## RECORDS SUPPLIED

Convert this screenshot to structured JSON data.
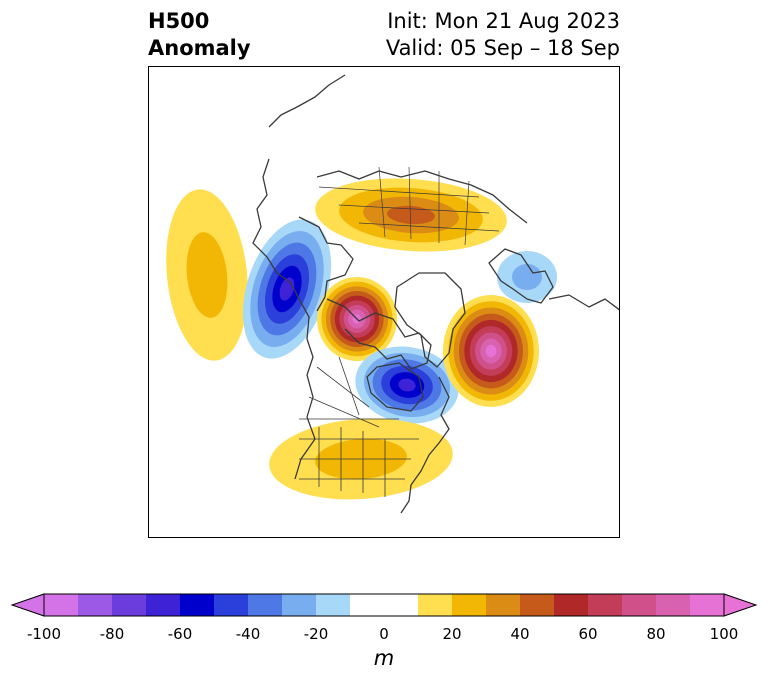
{
  "header": {
    "title_line1": "H500",
    "title_line2": "Anomaly",
    "init": "Init: Mon 21 Aug 2023",
    "valid": "Valid: 05 Sep – 18 Sep"
  },
  "map": {
    "projection": "north-polar-stereographic",
    "field": "500 hPa geopotential height anomaly",
    "anomaly_centers": [
      {
        "region": "Central Siberia / Russia",
        "sign": "positive",
        "peak_m": 40
      },
      {
        "region": "Eastern North Pacific",
        "sign": "positive",
        "peak_m": 20
      },
      {
        "region": "Alaska / Bering Sea",
        "sign": "negative",
        "peak_m": -60
      },
      {
        "region": "Beaufort Sea / Western Arctic",
        "sign": "positive",
        "peak_m": 90
      },
      {
        "region": "Hudson Bay / Central Canada",
        "sign": "negative",
        "peak_m": -60
      },
      {
        "region": "North Atlantic / Greenland-Iceland",
        "sign": "positive",
        "peak_m": 90
      },
      {
        "region": "Contiguous United States",
        "sign": "positive",
        "peak_m": 20
      },
      {
        "region": "Northern Europe",
        "sign": "negative",
        "peak_m": -20
      }
    ]
  },
  "colorbar": {
    "unit": "m",
    "extend": "both",
    "ticks": [
      "-100",
      "-80",
      "-60",
      "-40",
      "-20",
      "0",
      "20",
      "40",
      "60",
      "80",
      "100"
    ],
    "bins": [
      {
        "from": -100,
        "to": -90,
        "color": "#d473e8"
      },
      {
        "from": -90,
        "to": -80,
        "color": "#9b59e6"
      },
      {
        "from": -80,
        "to": -70,
        "color": "#6b3ddd"
      },
      {
        "from": -70,
        "to": -60,
        "color": "#3d22d6"
      },
      {
        "from": -60,
        "to": -50,
        "color": "#0000cd"
      },
      {
        "from": -50,
        "to": -40,
        "color": "#2b3fdb"
      },
      {
        "from": -40,
        "to": -30,
        "color": "#4d78e6"
      },
      {
        "from": -30,
        "to": -20,
        "color": "#78aef0"
      },
      {
        "from": -20,
        "to": -10,
        "color": "#a8d8f8"
      },
      {
        "from": -10,
        "to": 10,
        "color": "#ffffff"
      },
      {
        "from": 10,
        "to": 20,
        "color": "#ffde4f"
      },
      {
        "from": 20,
        "to": 30,
        "color": "#f2b705"
      },
      {
        "from": 30,
        "to": 40,
        "color": "#db8c15"
      },
      {
        "from": 40,
        "to": 50,
        "color": "#c65a1b"
      },
      {
        "from": 50,
        "to": 60,
        "color": "#b02828"
      },
      {
        "from": 60,
        "to": 70,
        "color": "#c33c58"
      },
      {
        "from": 70,
        "to": 80,
        "color": "#d0508a"
      },
      {
        "from": 80,
        "to": 90,
        "color": "#d962b0"
      },
      {
        "from": 90,
        "to": 100,
        "color": "#e772d6"
      }
    ]
  }
}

## WRITTEN PROBLEM
Repeat the records above verbatim, with no pictures in the result.

## OUTPUT OF THE EXERCISE
Convert this screenshot to structured JSON data.
{
  "header": {
    "title_line1": "H500",
    "title_line2": "Anomaly",
    "init": "Init: Mon 21 Aug 2023",
    "valid": "Valid: 05 Sep – 18 Sep"
  },
  "map": {
    "projection": "north-polar-stereographic",
    "field": "500 hPa geopotential height anomaly",
    "anomaly_centers": [
      {
        "region": "Central Siberia / Russia",
        "sign": "positive",
        "peak_m": 40
      },
      {
        "region": "Eastern North Pacific",
        "sign": "positive",
        "peak_m": 20
      },
      {
        "region": "Alaska / Bering Sea",
        "sign": "negative",
        "peak_m": -60
      },
      {
        "region": "Beaufort Sea / Western Arctic",
        "sign": "positive",
        "peak_m": 90
      },
      {
        "region": "Hudson Bay / Central Canada",
        "sign": "negative",
        "peak_m": -60
      },
      {
        "region": "North Atlantic / Greenland-Iceland",
        "sign": "positive",
        "peak_m": 90
      },
      {
        "region": "Contiguous United States",
        "sign": "positive",
        "peak_m": 20
      },
      {
        "region": "Northern Europe",
        "sign": "negative",
        "peak_m": -20
      }
    ]
  },
  "colorbar": {
    "unit": "m",
    "extend": "both",
    "ticks": [
      "-100",
      "-80",
      "-60",
      "-40",
      "-20",
      "0",
      "20",
      "40",
      "60",
      "80",
      "100"
    ],
    "bins": [
      {
        "from": -100,
        "to": -90,
        "color": "#d473e8"
      },
      {
        "from": -90,
        "to": -80,
        "color": "#9b59e6"
      },
      {
        "from": -80,
        "to": -70,
        "color": "#6b3ddd"
      },
      {
        "from": -70,
        "to": -60,
        "color": "#3d22d6"
      },
      {
        "from": -60,
        "to": -50,
        "color": "#0000cd"
      },
      {
        "from": -50,
        "to": -40,
        "color": "#2b3fdb"
      },
      {
        "from": -40,
        "to": -30,
        "color": "#4d78e6"
      },
      {
        "from": -30,
        "to": -20,
        "color": "#78aef0"
      },
      {
        "from": -20,
        "to": -10,
        "color": "#a8d8f8"
      },
      {
        "from": -10,
        "to": 10,
        "color": "#ffffff"
      },
      {
        "from": 10,
        "to": 20,
        "color": "#ffde4f"
      },
      {
        "from": 20,
        "to": 30,
        "color": "#f2b705"
      },
      {
        "from": 30,
        "to": 40,
        "color": "#db8c15"
      },
      {
        "from": 40,
        "to": 50,
        "color": "#c65a1b"
      },
      {
        "from": 50,
        "to": 60,
        "color": "#b02828"
      },
      {
        "from": 60,
        "to": 70,
        "color": "#c33c58"
      },
      {
        "from": 70,
        "to": 80,
        "color": "#d0508a"
      },
      {
        "from": 80,
        "to": 90,
        "color": "#d962b0"
      },
      {
        "from": 90,
        "to": 100,
        "color": "#e772d6"
      }
    ]
  }
}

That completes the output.